> _YOUR TASK_: Lift out all lines below that contain "content".

Collection entries
━━━━━━
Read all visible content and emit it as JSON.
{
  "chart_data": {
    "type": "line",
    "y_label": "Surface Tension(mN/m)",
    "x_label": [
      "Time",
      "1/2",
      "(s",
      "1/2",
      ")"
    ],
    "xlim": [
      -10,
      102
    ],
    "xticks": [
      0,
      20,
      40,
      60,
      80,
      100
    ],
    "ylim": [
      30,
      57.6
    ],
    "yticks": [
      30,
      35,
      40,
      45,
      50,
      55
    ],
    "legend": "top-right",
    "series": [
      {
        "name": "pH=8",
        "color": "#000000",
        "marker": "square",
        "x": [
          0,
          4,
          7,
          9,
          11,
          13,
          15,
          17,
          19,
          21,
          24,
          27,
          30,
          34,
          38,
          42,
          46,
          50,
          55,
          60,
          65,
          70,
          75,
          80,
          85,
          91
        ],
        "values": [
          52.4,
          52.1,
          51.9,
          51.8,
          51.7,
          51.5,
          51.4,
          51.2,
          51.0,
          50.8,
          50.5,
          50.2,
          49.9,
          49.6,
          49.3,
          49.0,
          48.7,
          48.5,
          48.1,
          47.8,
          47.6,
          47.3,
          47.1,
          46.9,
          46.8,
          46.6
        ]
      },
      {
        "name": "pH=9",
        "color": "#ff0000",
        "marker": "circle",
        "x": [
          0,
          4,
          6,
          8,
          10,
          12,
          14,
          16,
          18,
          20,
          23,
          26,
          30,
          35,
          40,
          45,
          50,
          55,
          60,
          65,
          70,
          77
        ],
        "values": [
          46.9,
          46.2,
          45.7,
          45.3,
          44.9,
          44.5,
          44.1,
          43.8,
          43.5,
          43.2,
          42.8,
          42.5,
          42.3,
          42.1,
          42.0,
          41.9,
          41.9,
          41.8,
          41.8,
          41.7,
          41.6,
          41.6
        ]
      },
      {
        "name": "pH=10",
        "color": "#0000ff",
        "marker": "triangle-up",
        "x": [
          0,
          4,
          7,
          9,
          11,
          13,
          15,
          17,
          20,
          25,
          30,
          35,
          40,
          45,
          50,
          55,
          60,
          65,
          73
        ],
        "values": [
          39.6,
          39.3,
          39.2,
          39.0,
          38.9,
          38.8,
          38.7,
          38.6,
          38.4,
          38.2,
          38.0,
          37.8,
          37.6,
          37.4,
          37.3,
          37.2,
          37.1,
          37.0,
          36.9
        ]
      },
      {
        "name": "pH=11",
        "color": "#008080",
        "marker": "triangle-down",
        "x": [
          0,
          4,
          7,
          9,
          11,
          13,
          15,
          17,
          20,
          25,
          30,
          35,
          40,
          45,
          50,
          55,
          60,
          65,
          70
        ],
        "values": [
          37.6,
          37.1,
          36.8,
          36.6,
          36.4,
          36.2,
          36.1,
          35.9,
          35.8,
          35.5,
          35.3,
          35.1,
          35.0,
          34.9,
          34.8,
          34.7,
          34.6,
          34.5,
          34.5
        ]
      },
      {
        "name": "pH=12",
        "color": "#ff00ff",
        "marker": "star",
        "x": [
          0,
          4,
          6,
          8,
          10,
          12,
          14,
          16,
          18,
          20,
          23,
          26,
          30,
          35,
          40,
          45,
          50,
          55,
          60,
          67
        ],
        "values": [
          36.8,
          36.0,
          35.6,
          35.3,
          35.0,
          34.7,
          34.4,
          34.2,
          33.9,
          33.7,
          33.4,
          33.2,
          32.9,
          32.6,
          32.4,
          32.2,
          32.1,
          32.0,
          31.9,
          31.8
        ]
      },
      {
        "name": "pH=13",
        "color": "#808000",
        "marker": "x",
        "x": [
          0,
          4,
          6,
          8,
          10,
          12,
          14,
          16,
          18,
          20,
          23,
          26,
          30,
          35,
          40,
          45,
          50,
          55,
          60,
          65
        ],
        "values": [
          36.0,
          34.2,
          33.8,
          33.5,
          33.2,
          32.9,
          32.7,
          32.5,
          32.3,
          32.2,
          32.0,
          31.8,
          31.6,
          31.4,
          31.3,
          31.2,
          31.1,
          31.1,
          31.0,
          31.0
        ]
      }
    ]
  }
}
━━━━━━
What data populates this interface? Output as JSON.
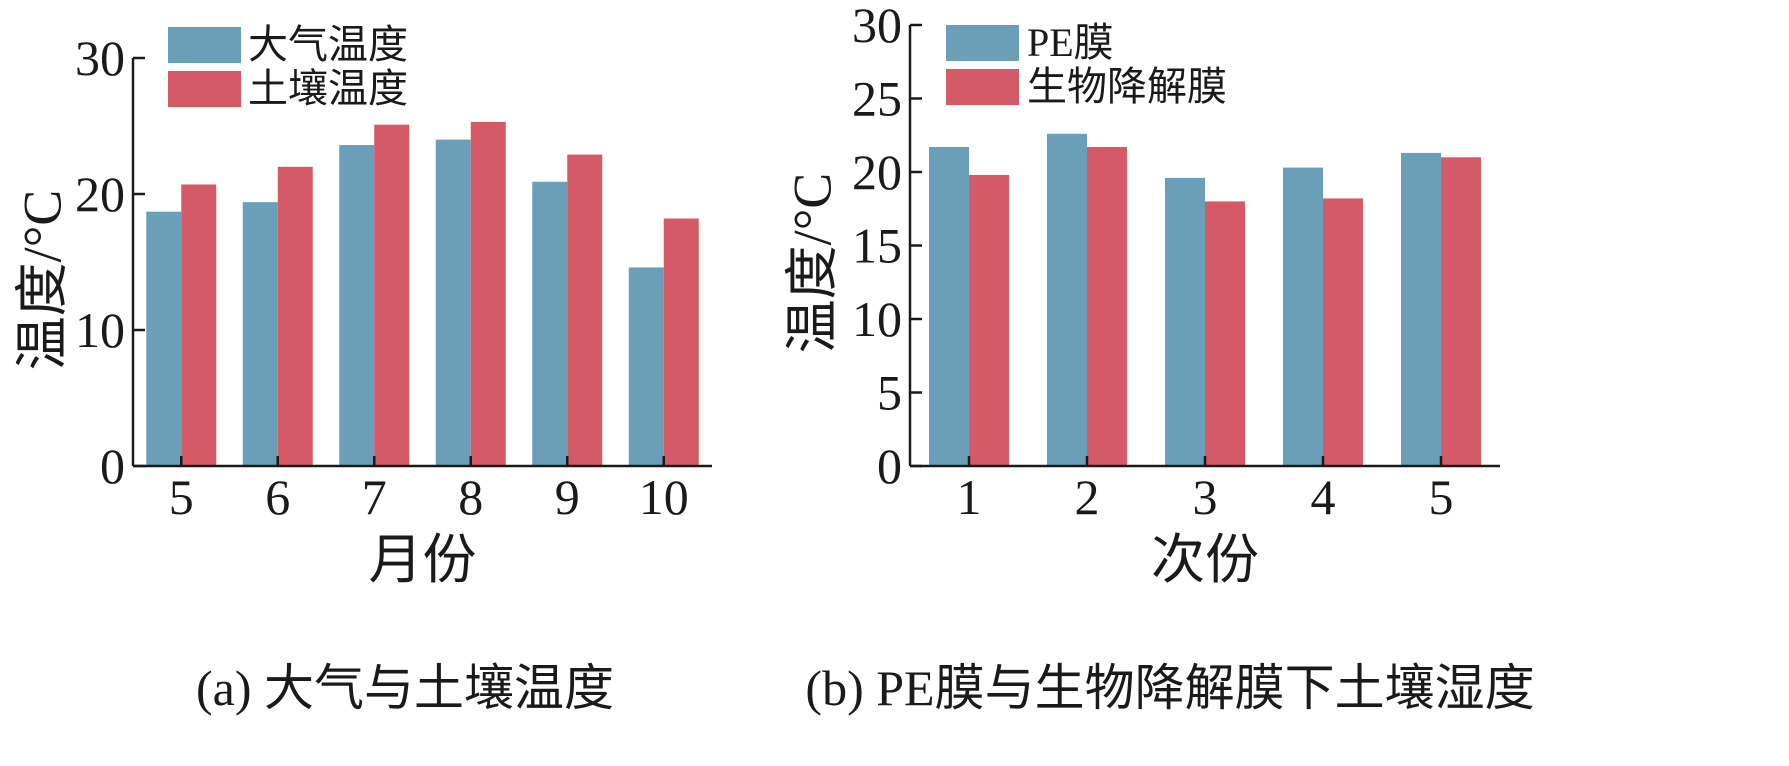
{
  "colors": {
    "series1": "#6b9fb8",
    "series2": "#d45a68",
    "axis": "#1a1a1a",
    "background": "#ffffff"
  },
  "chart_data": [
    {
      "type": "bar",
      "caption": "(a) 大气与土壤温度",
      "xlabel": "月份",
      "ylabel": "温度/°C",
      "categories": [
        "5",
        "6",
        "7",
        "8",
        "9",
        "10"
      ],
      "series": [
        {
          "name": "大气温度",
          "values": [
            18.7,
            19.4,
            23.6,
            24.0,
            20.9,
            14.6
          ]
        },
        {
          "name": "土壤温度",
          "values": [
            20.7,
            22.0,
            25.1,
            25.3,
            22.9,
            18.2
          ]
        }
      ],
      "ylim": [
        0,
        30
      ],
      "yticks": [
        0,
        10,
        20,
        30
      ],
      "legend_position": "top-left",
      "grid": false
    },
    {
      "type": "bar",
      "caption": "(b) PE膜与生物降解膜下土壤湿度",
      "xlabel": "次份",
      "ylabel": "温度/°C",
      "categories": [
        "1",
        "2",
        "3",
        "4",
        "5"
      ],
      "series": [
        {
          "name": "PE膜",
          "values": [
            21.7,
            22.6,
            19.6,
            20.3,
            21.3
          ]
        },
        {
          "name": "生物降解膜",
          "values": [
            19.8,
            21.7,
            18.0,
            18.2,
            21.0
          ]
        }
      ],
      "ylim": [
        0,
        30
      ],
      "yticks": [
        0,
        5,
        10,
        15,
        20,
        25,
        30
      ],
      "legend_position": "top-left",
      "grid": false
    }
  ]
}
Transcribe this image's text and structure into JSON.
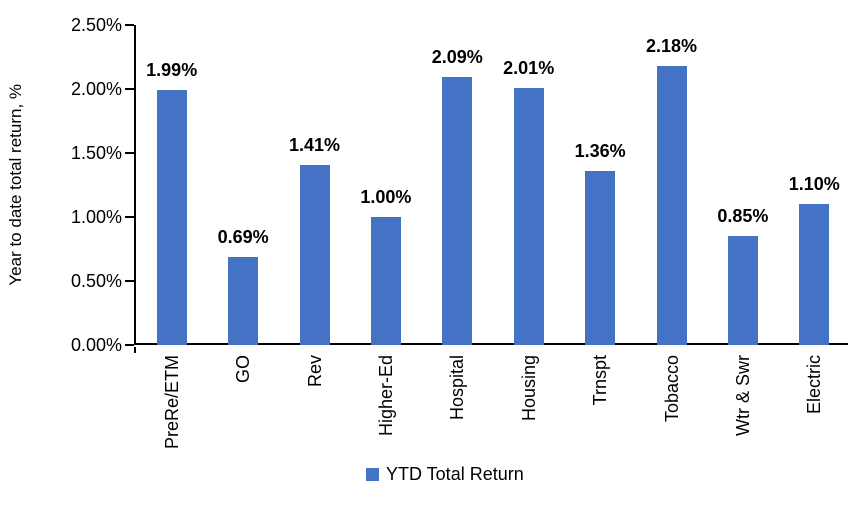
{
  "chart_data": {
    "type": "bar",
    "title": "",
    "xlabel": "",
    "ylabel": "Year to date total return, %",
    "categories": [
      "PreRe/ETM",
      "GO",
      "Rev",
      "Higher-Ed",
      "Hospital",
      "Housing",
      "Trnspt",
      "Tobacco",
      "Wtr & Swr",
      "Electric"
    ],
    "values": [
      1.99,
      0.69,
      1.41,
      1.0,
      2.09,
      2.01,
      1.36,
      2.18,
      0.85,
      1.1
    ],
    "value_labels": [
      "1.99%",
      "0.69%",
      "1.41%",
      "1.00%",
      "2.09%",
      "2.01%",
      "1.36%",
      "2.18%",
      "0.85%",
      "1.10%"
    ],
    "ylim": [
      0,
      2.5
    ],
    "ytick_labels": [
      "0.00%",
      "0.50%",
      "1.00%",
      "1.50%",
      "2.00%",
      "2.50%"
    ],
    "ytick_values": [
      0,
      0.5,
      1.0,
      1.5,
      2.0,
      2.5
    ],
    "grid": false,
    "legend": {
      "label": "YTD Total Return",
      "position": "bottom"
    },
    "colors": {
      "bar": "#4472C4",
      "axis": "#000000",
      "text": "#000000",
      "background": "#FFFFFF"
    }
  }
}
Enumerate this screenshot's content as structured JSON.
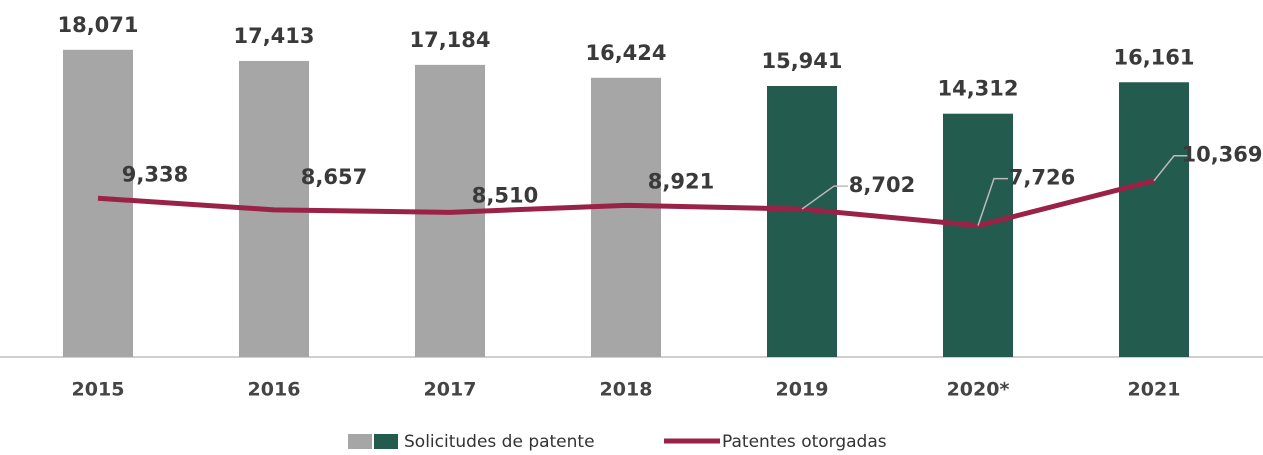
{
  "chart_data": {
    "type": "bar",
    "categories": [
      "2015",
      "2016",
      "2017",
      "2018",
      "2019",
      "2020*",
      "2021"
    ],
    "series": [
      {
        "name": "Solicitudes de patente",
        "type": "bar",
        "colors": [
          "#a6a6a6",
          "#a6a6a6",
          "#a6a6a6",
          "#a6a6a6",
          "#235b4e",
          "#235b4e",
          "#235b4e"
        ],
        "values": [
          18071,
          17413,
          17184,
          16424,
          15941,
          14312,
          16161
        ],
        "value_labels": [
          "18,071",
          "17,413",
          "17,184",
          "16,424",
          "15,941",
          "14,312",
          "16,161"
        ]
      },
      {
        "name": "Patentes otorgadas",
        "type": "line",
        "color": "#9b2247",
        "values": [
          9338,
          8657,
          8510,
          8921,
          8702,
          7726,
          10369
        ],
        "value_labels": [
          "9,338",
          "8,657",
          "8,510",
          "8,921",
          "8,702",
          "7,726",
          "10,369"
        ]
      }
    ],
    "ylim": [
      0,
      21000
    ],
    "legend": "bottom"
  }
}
━━━━━━
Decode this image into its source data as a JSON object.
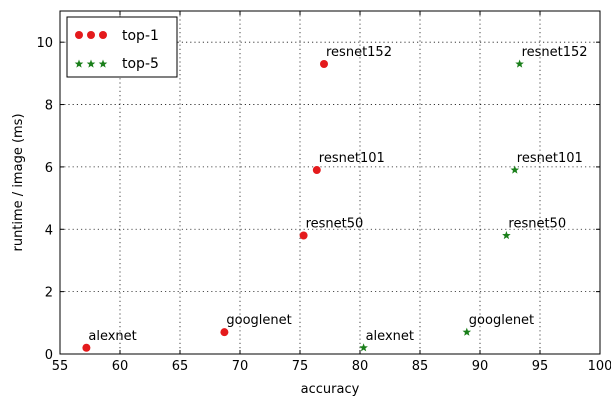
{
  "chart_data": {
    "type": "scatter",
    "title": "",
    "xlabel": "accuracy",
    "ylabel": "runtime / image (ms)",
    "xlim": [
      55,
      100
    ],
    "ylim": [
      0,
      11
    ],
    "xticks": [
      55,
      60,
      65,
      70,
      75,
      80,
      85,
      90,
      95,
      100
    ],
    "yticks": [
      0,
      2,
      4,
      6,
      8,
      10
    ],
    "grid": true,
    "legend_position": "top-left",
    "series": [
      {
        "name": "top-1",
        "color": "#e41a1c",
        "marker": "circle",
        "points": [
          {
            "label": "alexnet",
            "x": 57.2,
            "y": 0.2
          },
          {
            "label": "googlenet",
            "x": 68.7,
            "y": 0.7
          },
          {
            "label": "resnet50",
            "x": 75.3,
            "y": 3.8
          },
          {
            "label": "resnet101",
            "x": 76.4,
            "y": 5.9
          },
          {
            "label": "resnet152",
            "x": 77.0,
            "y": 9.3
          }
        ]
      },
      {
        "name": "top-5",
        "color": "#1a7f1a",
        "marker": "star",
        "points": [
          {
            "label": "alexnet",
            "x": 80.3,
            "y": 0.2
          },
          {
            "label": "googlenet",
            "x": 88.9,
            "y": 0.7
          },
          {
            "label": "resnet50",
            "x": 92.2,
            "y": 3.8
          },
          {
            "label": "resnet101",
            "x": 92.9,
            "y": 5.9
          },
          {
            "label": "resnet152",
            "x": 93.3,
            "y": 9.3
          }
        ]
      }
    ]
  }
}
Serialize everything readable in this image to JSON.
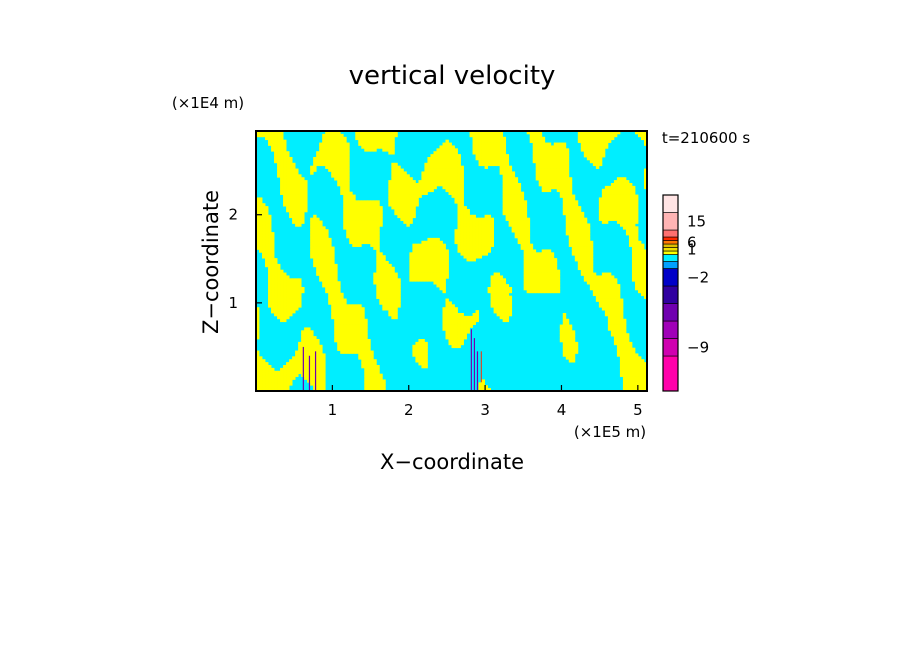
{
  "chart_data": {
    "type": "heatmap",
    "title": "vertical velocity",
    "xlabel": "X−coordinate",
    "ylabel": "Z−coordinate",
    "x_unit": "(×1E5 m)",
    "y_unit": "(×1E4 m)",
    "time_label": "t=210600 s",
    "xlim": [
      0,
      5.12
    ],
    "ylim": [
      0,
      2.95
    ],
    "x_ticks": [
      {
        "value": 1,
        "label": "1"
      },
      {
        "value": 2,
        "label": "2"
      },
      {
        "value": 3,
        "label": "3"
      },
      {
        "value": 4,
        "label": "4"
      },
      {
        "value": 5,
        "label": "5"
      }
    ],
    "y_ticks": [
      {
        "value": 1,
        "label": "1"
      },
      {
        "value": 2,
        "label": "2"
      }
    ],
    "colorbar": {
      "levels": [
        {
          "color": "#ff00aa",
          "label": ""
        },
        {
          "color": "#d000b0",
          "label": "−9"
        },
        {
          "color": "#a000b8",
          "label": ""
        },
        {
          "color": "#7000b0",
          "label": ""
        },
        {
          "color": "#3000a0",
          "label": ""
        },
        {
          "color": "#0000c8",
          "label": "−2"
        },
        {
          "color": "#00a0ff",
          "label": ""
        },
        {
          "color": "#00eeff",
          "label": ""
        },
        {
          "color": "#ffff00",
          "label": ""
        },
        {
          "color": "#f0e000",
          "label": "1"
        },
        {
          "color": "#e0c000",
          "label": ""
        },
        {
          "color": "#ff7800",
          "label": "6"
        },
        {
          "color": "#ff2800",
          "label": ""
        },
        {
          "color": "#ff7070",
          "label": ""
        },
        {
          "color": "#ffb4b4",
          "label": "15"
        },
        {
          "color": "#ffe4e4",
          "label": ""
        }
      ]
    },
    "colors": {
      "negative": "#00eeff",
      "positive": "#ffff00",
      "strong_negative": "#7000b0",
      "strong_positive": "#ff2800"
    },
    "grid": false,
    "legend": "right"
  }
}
━━━━━━
> _ANSWER BELOW_:
Read all visible content and emit it as JSON.
Enumerate this screenshot's content as structured JSON.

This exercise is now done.